Check each line of the records below and collect those that include the word "gränsen".
Start
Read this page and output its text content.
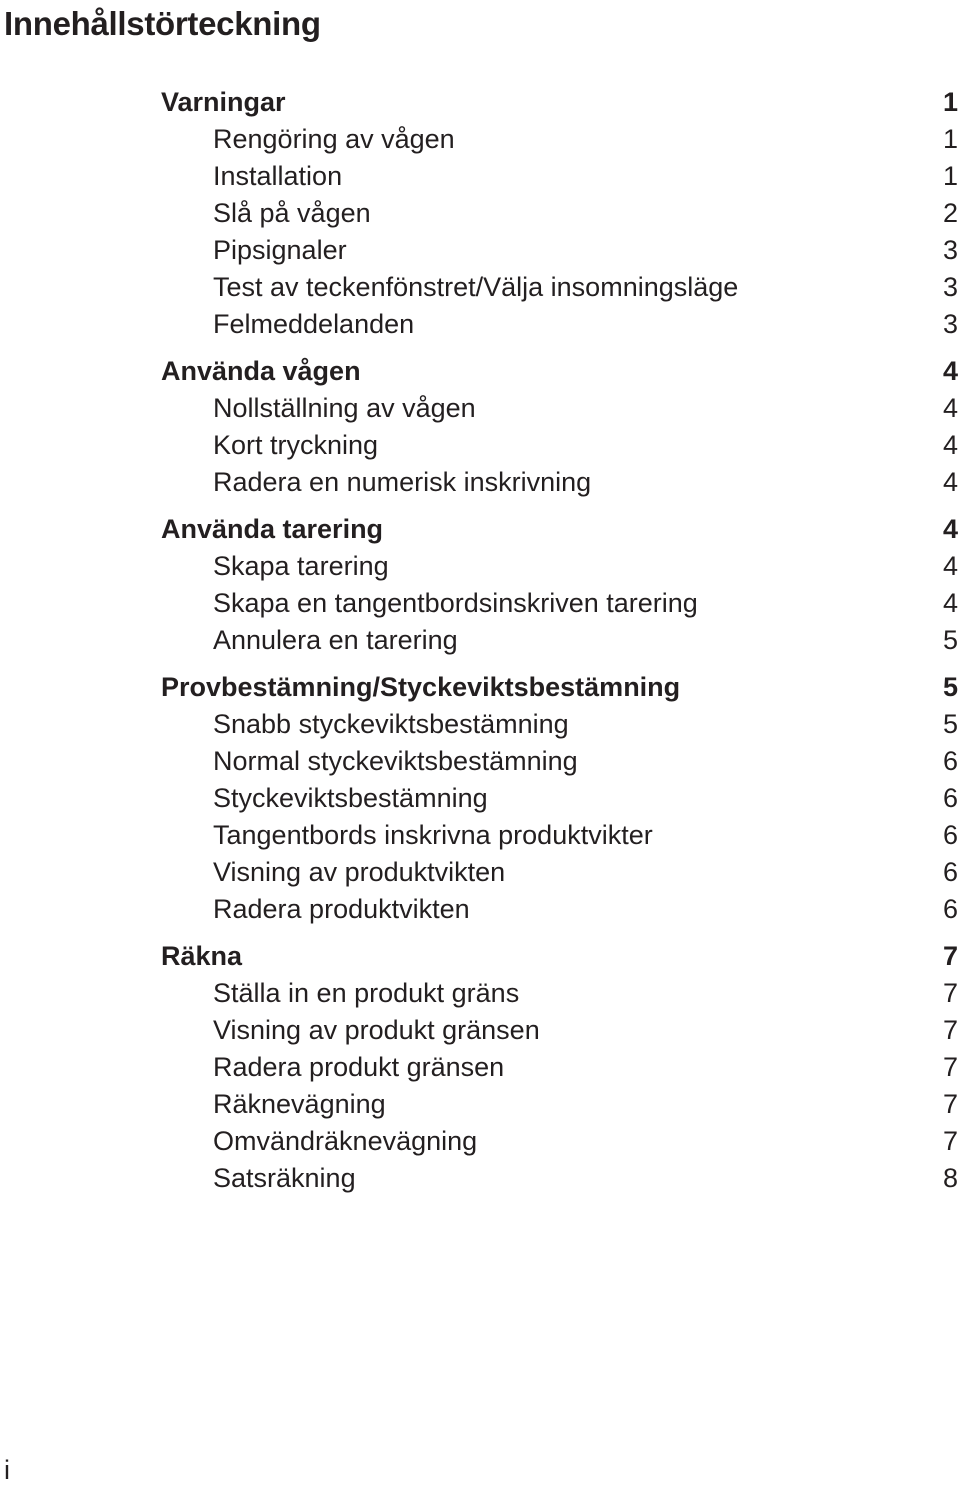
Innehållstörteckning
Varningar	1
Rengöring av vågen	1
Installation	1
Slå på vågen	2
Pipsignaler	3
Test av teckenfönstret/Välja insomningsläge	3
Felmeddelanden	3
Använda vågen	4
Nollställning av vågen	4
Kort tryckning	4
Radera en numerisk inskrivning	4
Använda tarering	4
Skapa tarering	4
Skapa en tangentbordsinskriven tarering	4
Annulera en tarering	5
Provbestämning/Styckeviktsbestämning	5
Snabb styckeviktsbestämning	5
Normal styckeviktsbestämning	6
Styckeviktsbestämning	6
Tangentbords inskrivna produktvikter	6
Visning av produktvikten	6
Radera produktvikten	6
Räkna	7
Ställa in en produkt gräns	7
Visning av produkt gränsen	7
Radera produkt gränsen	7
Räknevägning	7
Omvändräknevägning	7
Satsräkning	8
i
End
▶ [RESPONSE TO THIS TASK]
Visning av produkt gränsen	7
Radera produkt gränsen	7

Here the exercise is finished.